* **Given problem**
Without skipping anything, write out each record below exactly.

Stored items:
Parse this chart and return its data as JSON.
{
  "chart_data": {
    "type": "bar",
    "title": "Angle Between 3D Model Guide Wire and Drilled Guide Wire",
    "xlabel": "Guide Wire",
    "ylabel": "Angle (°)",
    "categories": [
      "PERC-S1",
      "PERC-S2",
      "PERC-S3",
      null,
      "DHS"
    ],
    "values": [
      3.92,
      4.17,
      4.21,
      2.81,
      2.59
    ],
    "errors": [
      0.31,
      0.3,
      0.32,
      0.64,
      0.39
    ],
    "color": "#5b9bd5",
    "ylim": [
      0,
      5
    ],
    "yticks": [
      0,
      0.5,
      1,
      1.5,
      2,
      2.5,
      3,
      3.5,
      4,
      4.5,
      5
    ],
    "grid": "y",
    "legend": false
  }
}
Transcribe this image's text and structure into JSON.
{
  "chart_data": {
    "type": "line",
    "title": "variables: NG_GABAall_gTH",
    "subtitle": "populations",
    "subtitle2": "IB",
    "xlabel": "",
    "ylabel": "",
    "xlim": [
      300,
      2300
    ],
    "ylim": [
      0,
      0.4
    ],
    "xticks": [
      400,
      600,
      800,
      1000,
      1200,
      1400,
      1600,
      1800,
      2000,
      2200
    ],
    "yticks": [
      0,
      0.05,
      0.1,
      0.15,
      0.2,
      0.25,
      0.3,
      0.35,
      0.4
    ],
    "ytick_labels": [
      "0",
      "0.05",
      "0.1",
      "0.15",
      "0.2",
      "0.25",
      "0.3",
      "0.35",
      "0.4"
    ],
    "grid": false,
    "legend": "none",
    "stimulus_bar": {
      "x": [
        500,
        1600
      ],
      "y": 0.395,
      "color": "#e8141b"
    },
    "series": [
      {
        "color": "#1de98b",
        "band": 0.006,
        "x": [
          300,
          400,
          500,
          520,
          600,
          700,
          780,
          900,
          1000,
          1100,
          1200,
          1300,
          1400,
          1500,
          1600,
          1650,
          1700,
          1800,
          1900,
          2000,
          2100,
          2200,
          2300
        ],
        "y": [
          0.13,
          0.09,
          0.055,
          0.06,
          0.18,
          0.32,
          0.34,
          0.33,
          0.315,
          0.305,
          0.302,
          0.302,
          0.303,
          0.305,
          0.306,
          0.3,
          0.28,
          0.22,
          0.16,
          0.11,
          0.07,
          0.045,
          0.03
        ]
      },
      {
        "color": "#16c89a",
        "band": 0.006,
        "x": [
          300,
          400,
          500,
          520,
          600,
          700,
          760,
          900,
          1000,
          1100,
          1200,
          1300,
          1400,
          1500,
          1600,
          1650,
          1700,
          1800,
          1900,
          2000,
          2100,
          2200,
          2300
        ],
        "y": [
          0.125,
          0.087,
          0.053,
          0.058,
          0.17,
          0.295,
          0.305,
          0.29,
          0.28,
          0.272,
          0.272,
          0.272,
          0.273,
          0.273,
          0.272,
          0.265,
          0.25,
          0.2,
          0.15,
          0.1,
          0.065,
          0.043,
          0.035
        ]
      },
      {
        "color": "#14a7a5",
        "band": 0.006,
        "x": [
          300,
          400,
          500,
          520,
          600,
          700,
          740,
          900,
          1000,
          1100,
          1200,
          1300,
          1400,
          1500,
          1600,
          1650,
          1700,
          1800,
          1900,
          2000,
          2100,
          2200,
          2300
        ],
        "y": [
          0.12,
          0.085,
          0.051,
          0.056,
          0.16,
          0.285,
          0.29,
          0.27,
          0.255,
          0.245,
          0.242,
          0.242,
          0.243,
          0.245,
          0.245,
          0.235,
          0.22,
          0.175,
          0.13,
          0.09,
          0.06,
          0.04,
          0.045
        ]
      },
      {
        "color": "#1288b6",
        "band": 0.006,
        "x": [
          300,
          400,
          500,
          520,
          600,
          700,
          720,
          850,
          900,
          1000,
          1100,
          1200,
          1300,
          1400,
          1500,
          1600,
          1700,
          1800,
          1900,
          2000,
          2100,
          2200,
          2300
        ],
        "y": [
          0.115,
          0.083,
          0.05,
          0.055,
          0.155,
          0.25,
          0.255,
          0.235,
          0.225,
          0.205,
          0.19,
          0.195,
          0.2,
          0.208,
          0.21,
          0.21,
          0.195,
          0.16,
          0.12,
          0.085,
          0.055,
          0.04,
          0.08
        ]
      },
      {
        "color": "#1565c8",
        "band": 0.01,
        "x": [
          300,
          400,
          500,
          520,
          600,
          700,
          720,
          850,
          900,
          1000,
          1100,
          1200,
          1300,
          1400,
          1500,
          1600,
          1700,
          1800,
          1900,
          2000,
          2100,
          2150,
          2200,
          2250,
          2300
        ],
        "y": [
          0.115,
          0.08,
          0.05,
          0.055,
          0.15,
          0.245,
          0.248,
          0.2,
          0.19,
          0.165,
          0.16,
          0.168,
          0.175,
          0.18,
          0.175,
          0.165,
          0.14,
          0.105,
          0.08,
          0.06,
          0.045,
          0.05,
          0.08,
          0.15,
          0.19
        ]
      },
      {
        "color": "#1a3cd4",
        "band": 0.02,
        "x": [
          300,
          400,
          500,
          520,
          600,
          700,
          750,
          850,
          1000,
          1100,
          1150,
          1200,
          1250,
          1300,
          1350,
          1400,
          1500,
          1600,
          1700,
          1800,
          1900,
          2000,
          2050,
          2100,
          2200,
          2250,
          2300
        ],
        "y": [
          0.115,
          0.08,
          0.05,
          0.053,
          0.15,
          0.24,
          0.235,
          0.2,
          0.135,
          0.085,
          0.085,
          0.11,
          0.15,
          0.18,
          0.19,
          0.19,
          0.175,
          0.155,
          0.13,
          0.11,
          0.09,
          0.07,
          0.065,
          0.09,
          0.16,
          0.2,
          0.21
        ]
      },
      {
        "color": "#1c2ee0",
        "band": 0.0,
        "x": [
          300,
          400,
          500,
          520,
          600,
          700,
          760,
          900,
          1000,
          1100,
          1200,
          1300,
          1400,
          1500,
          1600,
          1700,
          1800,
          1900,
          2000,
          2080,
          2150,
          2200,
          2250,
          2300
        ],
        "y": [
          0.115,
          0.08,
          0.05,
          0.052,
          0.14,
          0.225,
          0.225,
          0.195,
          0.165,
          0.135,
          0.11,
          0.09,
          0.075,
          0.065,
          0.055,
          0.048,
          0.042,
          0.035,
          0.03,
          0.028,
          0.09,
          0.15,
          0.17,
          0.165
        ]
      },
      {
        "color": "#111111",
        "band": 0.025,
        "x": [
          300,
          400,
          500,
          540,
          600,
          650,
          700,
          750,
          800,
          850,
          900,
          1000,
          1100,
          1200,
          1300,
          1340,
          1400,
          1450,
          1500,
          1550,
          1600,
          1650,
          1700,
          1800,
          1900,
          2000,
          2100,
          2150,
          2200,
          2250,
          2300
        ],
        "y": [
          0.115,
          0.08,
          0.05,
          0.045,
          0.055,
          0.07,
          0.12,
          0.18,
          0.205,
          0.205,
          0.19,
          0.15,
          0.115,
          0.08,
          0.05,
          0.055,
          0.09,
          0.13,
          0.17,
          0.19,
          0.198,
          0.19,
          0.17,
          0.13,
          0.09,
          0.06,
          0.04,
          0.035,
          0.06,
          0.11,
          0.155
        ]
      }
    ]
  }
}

* **Expected answer**
Parse this chart and return its data as JSON.
{
  "chart_data": {
    "type": "bar",
    "title": "Angle Between 3D Model Guide Wire and Drilled Guide Wire",
    "xlabel": "Guide Wire",
    "ylabel": "Angle (°)",
    "categories": [
      "PERC-S1",
      "PERC-S2",
      "PERC-S3",
      null,
      "DHS"
    ],
    "values": [
      3.92,
      4.17,
      4.21,
      2.81,
      2.59
    ],
    "errors": [
      0.31,
      0.3,
      0.32,
      0.64,
      0.39
    ],
    "color": "#5b9bd5",
    "ylim": [
      0,
      5
    ],
    "yticks": [
      0,
      0.5,
      1,
      1.5,
      2,
      2.5,
      3,
      3.5,
      4,
      4.5,
      5
    ],
    "grid": "y",
    "legend": false
  }
}
Transcribe this image's text and structure into JSON.
{
  "chart_data": {
    "type": "line",
    "title": "variables: NG_GABAall_gTH",
    "subtitle": "populations",
    "subtitle2": "IB",
    "xlabel": "",
    "ylabel": "",
    "xlim": [
      300,
      2300
    ],
    "ylim": [
      0,
      0.4
    ],
    "xticks": [
      400,
      600,
      800,
      1000,
      1200,
      1400,
      1600,
      1800,
      2000,
      2200
    ],
    "yticks": [
      0,
      0.05,
      0.1,
      0.15,
      0.2,
      0.25,
      0.3,
      0.35,
      0.4
    ],
    "ytick_labels": [
      "0",
      "0.05",
      "0.1",
      "0.15",
      "0.2",
      "0.25",
      "0.3",
      "0.35",
      "0.4"
    ],
    "grid": false,
    "legend": "none",
    "stimulus_bar": {
      "x": [
        500,
        1600
      ],
      "y": 0.395,
      "color": "#e8141b"
    },
    "series": [
      {
        "color": "#1de98b",
        "band": 0.006,
        "x": [
          300,
          400,
          500,
          520,
          600,
          700,
          780,
          900,
          1000,
          1100,
          1200,
          1300,
          1400,
          1500,
          1600,
          1650,
          1700,
          1800,
          1900,
          2000,
          2100,
          2200,
          2300
        ],
        "y": [
          0.13,
          0.09,
          0.055,
          0.06,
          0.18,
          0.32,
          0.34,
          0.33,
          0.315,
          0.305,
          0.302,
          0.302,
          0.303,
          0.305,
          0.306,
          0.3,
          0.28,
          0.22,
          0.16,
          0.11,
          0.07,
          0.045,
          0.03
        ]
      },
      {
        "color": "#16c89a",
        "band": 0.006,
        "x": [
          300,
          400,
          500,
          520,
          600,
          700,
          760,
          900,
          1000,
          1100,
          1200,
          1300,
          1400,
          1500,
          1600,
          1650,
          1700,
          1800,
          1900,
          2000,
          2100,
          2200,
          2300
        ],
        "y": [
          0.125,
          0.087,
          0.053,
          0.058,
          0.17,
          0.295,
          0.305,
          0.29,
          0.28,
          0.272,
          0.272,
          0.272,
          0.273,
          0.273,
          0.272,
          0.265,
          0.25,
          0.2,
          0.15,
          0.1,
          0.065,
          0.043,
          0.035
        ]
      },
      {
        "color": "#14a7a5",
        "band": 0.006,
        "x": [
          300,
          400,
          500,
          520,
          600,
          700,
          740,
          900,
          1000,
          1100,
          1200,
          1300,
          1400,
          1500,
          1600,
          1650,
          1700,
          1800,
          1900,
          2000,
          2100,
          2200,
          2300
        ],
        "y": [
          0.12,
          0.085,
          0.051,
          0.056,
          0.16,
          0.285,
          0.29,
          0.27,
          0.255,
          0.245,
          0.242,
          0.242,
          0.243,
          0.245,
          0.245,
          0.235,
          0.22,
          0.175,
          0.13,
          0.09,
          0.06,
          0.04,
          0.045
        ]
      },
      {
        "color": "#1288b6",
        "band": 0.006,
        "x": [
          300,
          400,
          500,
          520,
          600,
          700,
          720,
          850,
          900,
          1000,
          1100,
          1200,
          1300,
          1400,
          1500,
          1600,
          1700,
          1800,
          1900,
          2000,
          2100,
          2200,
          2300
        ],
        "y": [
          0.115,
          0.083,
          0.05,
          0.055,
          0.155,
          0.25,
          0.255,
          0.235,
          0.225,
          0.205,
          0.19,
          0.195,
          0.2,
          0.208,
          0.21,
          0.21,
          0.195,
          0.16,
          0.12,
          0.085,
          0.055,
          0.04,
          0.08
        ]
      },
      {
        "color": "#1565c8",
        "band": 0.01,
        "x": [
          300,
          400,
          500,
          520,
          600,
          700,
          720,
          850,
          900,
          1000,
          1100,
          1200,
          1300,
          1400,
          1500,
          1600,
          1700,
          1800,
          1900,
          2000,
          2100,
          2150,
          2200,
          2250,
          2300
        ],
        "y": [
          0.115,
          0.08,
          0.05,
          0.055,
          0.15,
          0.245,
          0.248,
          0.2,
          0.19,
          0.165,
          0.16,
          0.168,
          0.175,
          0.18,
          0.175,
          0.165,
          0.14,
          0.105,
          0.08,
          0.06,
          0.045,
          0.05,
          0.08,
          0.15,
          0.19
        ]
      },
      {
        "color": "#1a3cd4",
        "band": 0.02,
        "x": [
          300,
          400,
          500,
          520,
          600,
          700,
          750,
          850,
          1000,
          1100,
          1150,
          1200,
          1250,
          1300,
          1350,
          1400,
          1500,
          1600,
          1700,
          1800,
          1900,
          2000,
          2050,
          2100,
          2200,
          2250,
          2300
        ],
        "y": [
          0.115,
          0.08,
          0.05,
          0.053,
          0.15,
          0.24,
          0.235,
          0.2,
          0.135,
          0.085,
          0.085,
          0.11,
          0.15,
          0.18,
          0.19,
          0.19,
          0.175,
          0.155,
          0.13,
          0.11,
          0.09,
          0.07,
          0.065,
          0.09,
          0.16,
          0.2,
          0.21
        ]
      },
      {
        "color": "#1c2ee0",
        "band": 0.0,
        "x": [
          300,
          400,
          500,
          520,
          600,
          700,
          760,
          900,
          1000,
          1100,
          1200,
          1300,
          1400,
          1500,
          1600,
          1700,
          1800,
          1900,
          2000,
          2080,
          2150,
          2200,
          2250,
          2300
        ],
        "y": [
          0.115,
          0.08,
          0.05,
          0.052,
          0.14,
          0.225,
          0.225,
          0.195,
          0.165,
          0.135,
          0.11,
          0.09,
          0.075,
          0.065,
          0.055,
          0.048,
          0.042,
          0.035,
          0.03,
          0.028,
          0.09,
          0.15,
          0.17,
          0.165
        ]
      },
      {
        "color": "#111111",
        "band": 0.025,
        "x": [
          300,
          400,
          500,
          540,
          600,
          650,
          700,
          750,
          800,
          850,
          900,
          1000,
          1100,
          1200,
          1300,
          1340,
          1400,
          1450,
          1500,
          1550,
          1600,
          1650,
          1700,
          1800,
          1900,
          2000,
          2100,
          2150,
          2200,
          2250,
          2300
        ],
        "y": [
          0.115,
          0.08,
          0.05,
          0.045,
          0.055,
          0.07,
          0.12,
          0.18,
          0.205,
          0.205,
          0.19,
          0.15,
          0.115,
          0.08,
          0.05,
          0.055,
          0.09,
          0.13,
          0.17,
          0.19,
          0.198,
          0.19,
          0.17,
          0.13,
          0.09,
          0.06,
          0.04,
          0.035,
          0.06,
          0.11,
          0.155
        ]
      }
    ]
  }
}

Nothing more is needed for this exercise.